Written request - Provide a single number: the count of lines containing the string "maka".

(Stored data)
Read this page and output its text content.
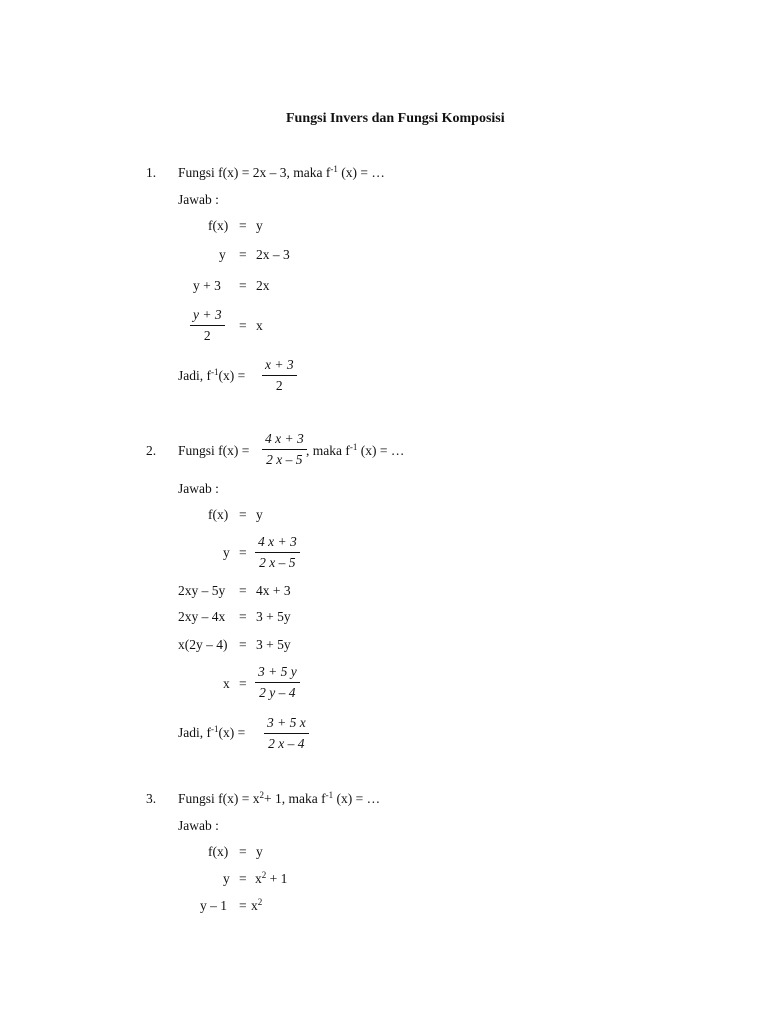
Fungsi Invers dan Fungsi Komposisi
1. Fungsi f(x) = 2x – 3, maka $f^{-1}$ (x) = …
Jawab :
f(x) = y
y = 2x – 3
y + 3 = 2x
$\frac{y + 3}{2} = x$
Jadi, $f^{-1}(x) = \frac{x + 3}{2}$
2. Fungsi $f(x) = \frac{4 x + 3}{2 x - 5}$ , maka $f^{-1}$ (x) = …
Jawab :
f(x) = y
$y = \frac{4 x + 3}{2 x - 5}$
2xy – 5y = 4x + 3
2xy – 4x = 3 + 5y
x(2y – 4) = 3 + 5y
$x = \frac{3 + 5 y}{2 y - 4}$
Jadi, $f^{-1}(x) = \frac{3 + 5 x}{2 x - 4}$
3. Fungsi $f(x) = x^2+ 1$, maka $f^{-1}$ (x) = …
Jawab :
f(x) = y
$y = x^2 + 1$
$y - 1 = x^2$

Task output - 3